*AUFGABEN:*
1 – Prüfen Sie, ob die Aussagen (a), (b) und (c) mit dem Urteilsauszug zum Mietvertrag übereinstimmen. Antworten Sie jeweils mit Ja oder Nein und zitieren Sie die entscheidenden Worte des Urteilsauszugs wörtlich.
(a) Der Beklagte zu 2. haftet persönlich aus dem Mietvertrag vom 06. Dezember 1993.
(b) Die Beklagten haben beim Abschluss des Mietvertrages hinreichend offengelegt, dass sie für die in Gründung befindliche GmbH handelten.
(c) Die Auslegungsregel zu unternehmensbezogenen Geschäften ist im vorliegenden Fall anzuwenden.
2 – Auf welche Vorschrift stützt der Urteilsauszug zum Mietvertrag die Vermutung der Richtigkeit und Vollständigkeit der Vertragsurkunde?
3 – Schreiben Sie den Urteilsauszug zum Mietvertrag im Anschluss an seinen letzten Satz weiter.

*QUELLTEXT:*
····················

Dem Landgericht ist darin zuzustimmen, dass der Beklagte zu 2. persönlich aus dem Mietvertrag vom 06. Dezember 1993 haftet. Diese Haftung ergibt sich aus der vorliegenden Vertragsurkunde, die die Vermutung der Richtigkeit und Vollständigkeit in sich trägt (§ 416 ZPO). Die im Vertrag ausdrücklich als Mieter bezeichneten Beklagten sind Vertragspartei des Mietvertrages, da sie bei Abschluss des Mietvertrages entgegen § 164 Abs. 2 BGB nicht hinreichend offengelegt haben, dass sie den Vertrag als Vertreter der in Gründung befindlichen F GmbH (im folgenden: GmbH) schließen wollten.

1. Ohne Erfolg beruft sich die Beklagte auf die allgemein anerkannte Auslegungsregel, nach der bei unternehmensbezogenen Geschäften davon auszugehen ist, dass nicht der Handelnde, sondern der tatsächliche Unternehmensträger aus dem Rechtsgeschäft verpflichtet wird (vgl. hierzu BGH NJW 2000, 2984/2985; NJW 1995, 43/44; NJW 1990, 2678/2679 f.; KG MDR 2000, 760/761). Diese Auslegungsregel ist hier nämlich nicht anzuwenden.

····················

*DATENABSCHNITT:*
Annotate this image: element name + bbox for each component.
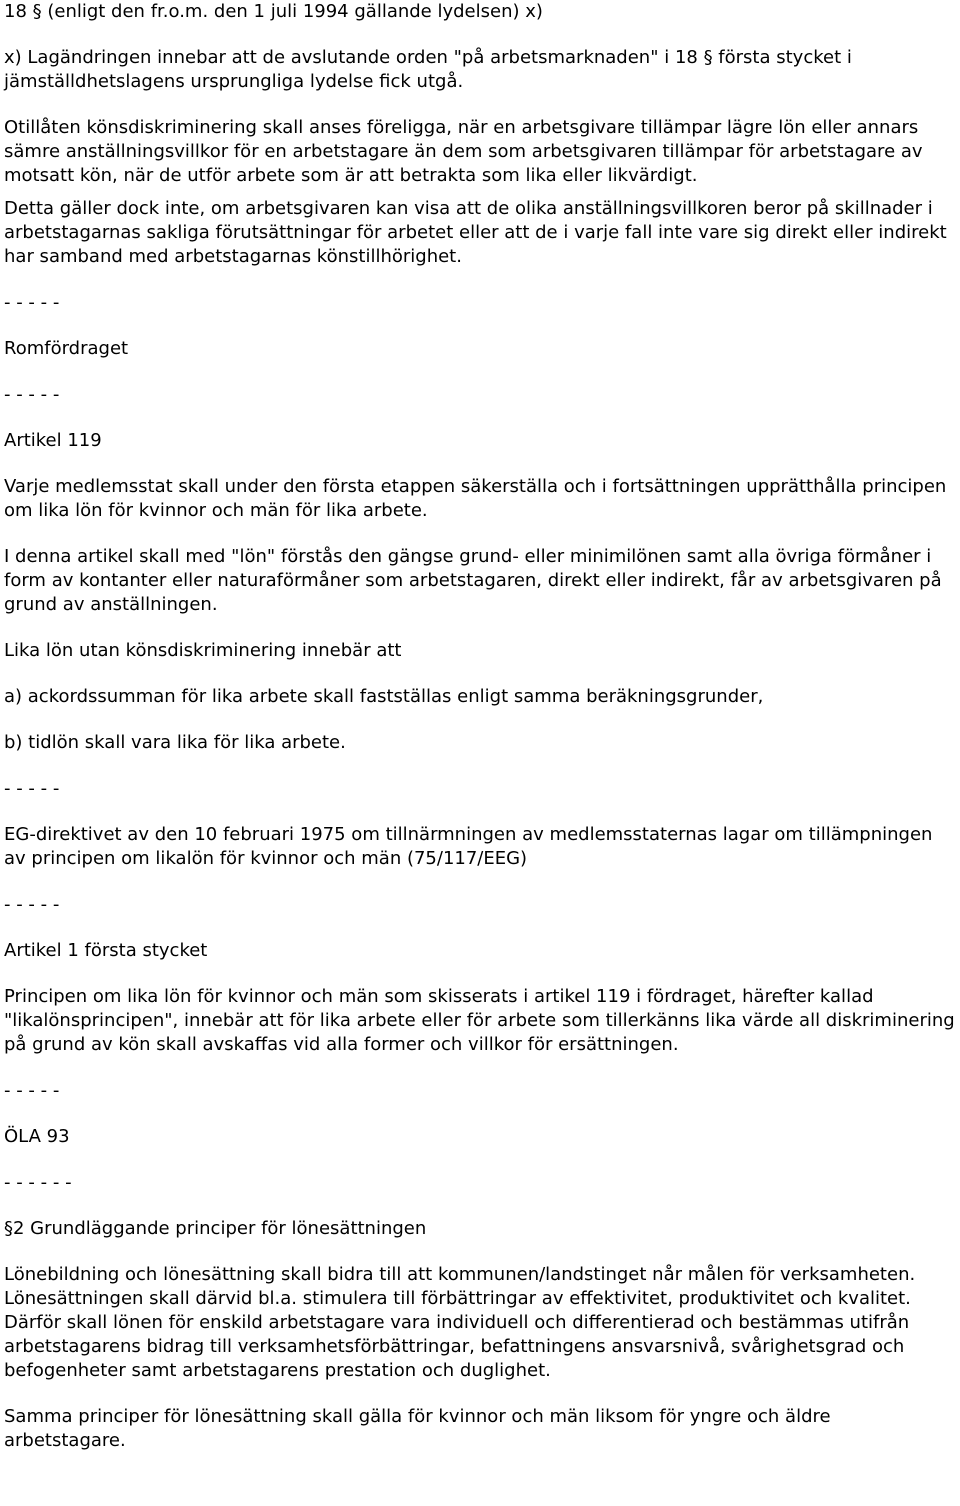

····················

*LÖSUNGEN:*
1 –
(a) Ja: „dass der Beklagte zu 2. persönlich aus dem Mietvertrag vom 06. Dezember 1993 haftet“
(b) Nein: „nicht hinreichend offengelegt haben, dass sie den Vertrag als Vertreter der in Gründung befindlichen F GmbH (im folgenden: GmbH) schließen wollten“
(c) Nein: „Diese Auslegungsregel ist hier nämlich nicht anzuwenden.“

2 – § 416 ZPO

3 –
Voraussetzung für deren Anwendung ist, dass der Inhalt des Rechtsgeschäftes - gegebenenfalls in Verbindung mit weiteren Umständen - die eindeutige Auslegung zulässt, dass ein bestimmtes Unternehmen berechtigt oder verpflichtet sein soll. Demgemäß müssen entweder der Ort des Vertragsschlusses oder hinreichende Zusätze im Zusammenhang mit der Unterschrift auf das betreffende Unternehmen hinwiesen. Es genügt auch, dass die Leistung vertraglich für den Betrieb des Unternehmens bestimmt ist. Bleiben dagegen ernsthafte, nicht auszuräumende Zweifel an der Unternehmensbezogenheit des Geschäftes, so greift aus Gründen der Verkehrssicherheit der gesetzliche Auslegungsgrundsatz des Handelns im eigenen Namen ein. Für die dann maßgebliche Vorfrage, wer überhaupt Vertragspartner sein soll, gilt allein § 164 Abs. 2 BGB (BGH NJW 2000, 2984/2985; NJW 1995, 43/44; NJW 1990, 2678/2679 f.; BGHZ 64, 11/15; KG MDR 2000, 760/761).

Durch die eindeutige Bezeichnung der Beklagten als Mieter im Rubrum des Vertrages vom 6. Dezember 1993 fehlt es an der Offenkundigkeit eines Handelns für die GmbH. In dem Mietvertrag wird auch sonst ein Unternehmen, dass Rechtsträger des Mietvertrages werden soll, nicht konkret bezeichnet. Kein Hinweis oder Zusatz deutet darauf hin.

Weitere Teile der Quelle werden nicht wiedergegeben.